TASK TO COMPLETE —
Images are not part of the copy; transcribe all the data exactly.

======

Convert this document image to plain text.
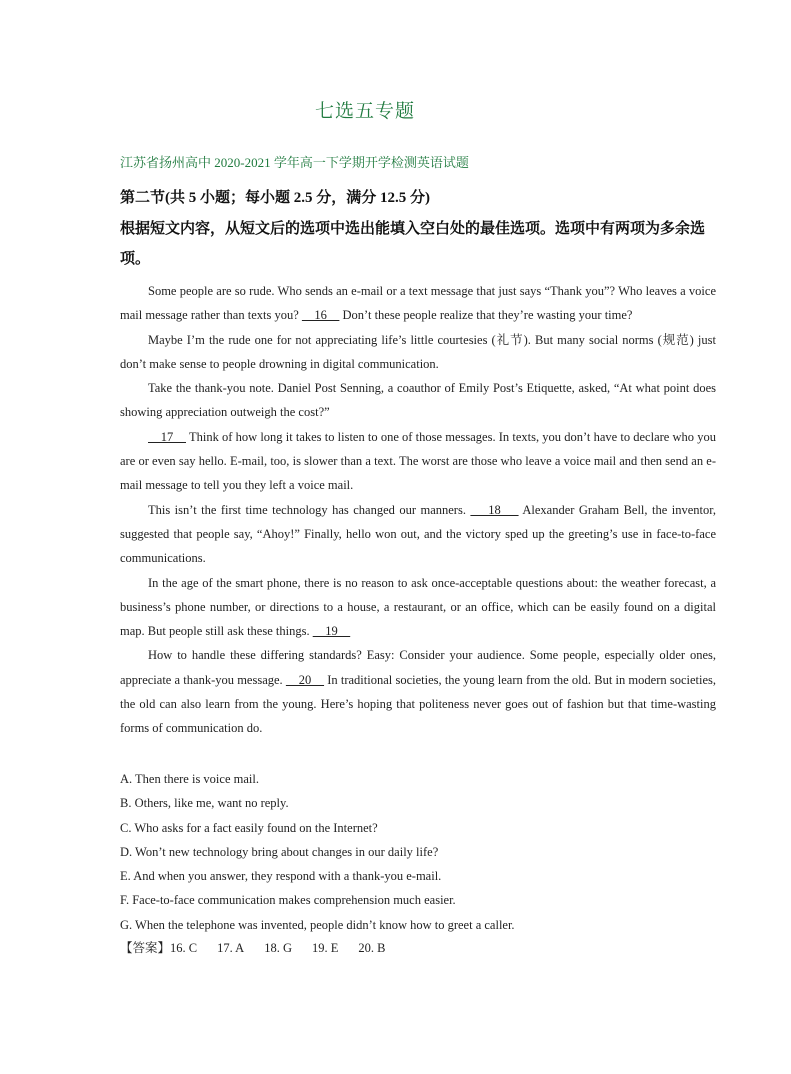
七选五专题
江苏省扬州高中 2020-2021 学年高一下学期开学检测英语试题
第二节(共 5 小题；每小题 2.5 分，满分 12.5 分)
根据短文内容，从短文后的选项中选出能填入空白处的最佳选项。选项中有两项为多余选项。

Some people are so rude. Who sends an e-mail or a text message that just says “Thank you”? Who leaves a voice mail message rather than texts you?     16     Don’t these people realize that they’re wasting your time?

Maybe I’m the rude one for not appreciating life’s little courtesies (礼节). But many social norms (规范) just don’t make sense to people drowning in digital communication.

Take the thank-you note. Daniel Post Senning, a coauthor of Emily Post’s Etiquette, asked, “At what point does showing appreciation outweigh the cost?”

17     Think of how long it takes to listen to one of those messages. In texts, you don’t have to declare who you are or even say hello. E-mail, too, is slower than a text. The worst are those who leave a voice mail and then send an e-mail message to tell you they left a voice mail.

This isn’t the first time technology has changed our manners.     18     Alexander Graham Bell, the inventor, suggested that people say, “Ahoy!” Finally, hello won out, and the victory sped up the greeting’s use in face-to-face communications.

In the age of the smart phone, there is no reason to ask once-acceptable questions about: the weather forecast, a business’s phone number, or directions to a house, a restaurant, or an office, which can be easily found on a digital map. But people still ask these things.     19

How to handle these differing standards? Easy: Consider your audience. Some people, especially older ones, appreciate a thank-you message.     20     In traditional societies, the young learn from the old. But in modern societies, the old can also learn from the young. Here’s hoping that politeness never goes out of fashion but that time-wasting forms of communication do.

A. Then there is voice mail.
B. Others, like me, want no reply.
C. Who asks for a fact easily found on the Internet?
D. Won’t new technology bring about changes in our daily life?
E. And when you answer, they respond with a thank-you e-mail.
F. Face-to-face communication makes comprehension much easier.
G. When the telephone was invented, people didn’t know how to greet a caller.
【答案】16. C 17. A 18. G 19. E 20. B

======

ANSWER —
Convert this document image to plain text.
七选五专题
江苏省扬州高中 2020-2021 学年高一下学期开学检测英语试题
第二节(共 5 小题；每小题 2.5 分，满分 12.5 分)
根据短文内容，从短文后的选项中选出能填入空白处的最佳选项。选项中有两项为多余选项。

Some people are so rude. Who sends an e-mail or a text message that just says “Thank you”? Who leaves a voice mail message rather than texts you?     16     Don’t these people realize that they’re wasting your time?

Maybe I’m the rude one for not appreciating life’s little courtesies (礼节). But many social norms (规范) just don’t make sense to people drowning in digital communication.

Take the thank-you note. Daniel Post Senning, a coauthor of Emily Post’s Etiquette, asked, “At what point does showing appreciation outweigh the cost?”

17     Think of how long it takes to listen to one of those messages. In texts, you don’t have to declare who you are or even say hello. E-mail, too, is slower than a text. The worst are those who leave a voice mail and then send an e-mail message to tell you they left a voice mail.

This isn’t the first time technology has changed our manners.     18     Alexander Graham Bell, the inventor, suggested that people say, “Ahoy!” Finally, hello won out, and the victory sped up the greeting’s use in face-to-face communications.

In the age of the smart phone, there is no reason to ask once-acceptable questions about: the weather forecast, a business’s phone number, or directions to a house, a restaurant, or an office, which can be easily found on a digital map. But people still ask these things.     19

How to handle these differing standards? Easy: Consider your audience. Some people, especially older ones, appreciate a thank-you message.     20     In traditional societies, the young learn from the old. But in modern societies, the old can also learn from the young. Here’s hoping that politeness never goes out of fashion but that time-wasting forms of communication do.

A. Then there is voice mail.
B. Others, like me, want no reply.
C. Who asks for a fact easily found on the Internet?
D. Won’t new technology bring about changes in our daily life?
E. And when you answer, they respond with a thank-you e-mail.
F. Face-to-face communication makes comprehension much easier.
G. When the telephone was invented, people didn’t know how to greet a caller.
【答案】16. C 17. A 18. G 19. E 20. B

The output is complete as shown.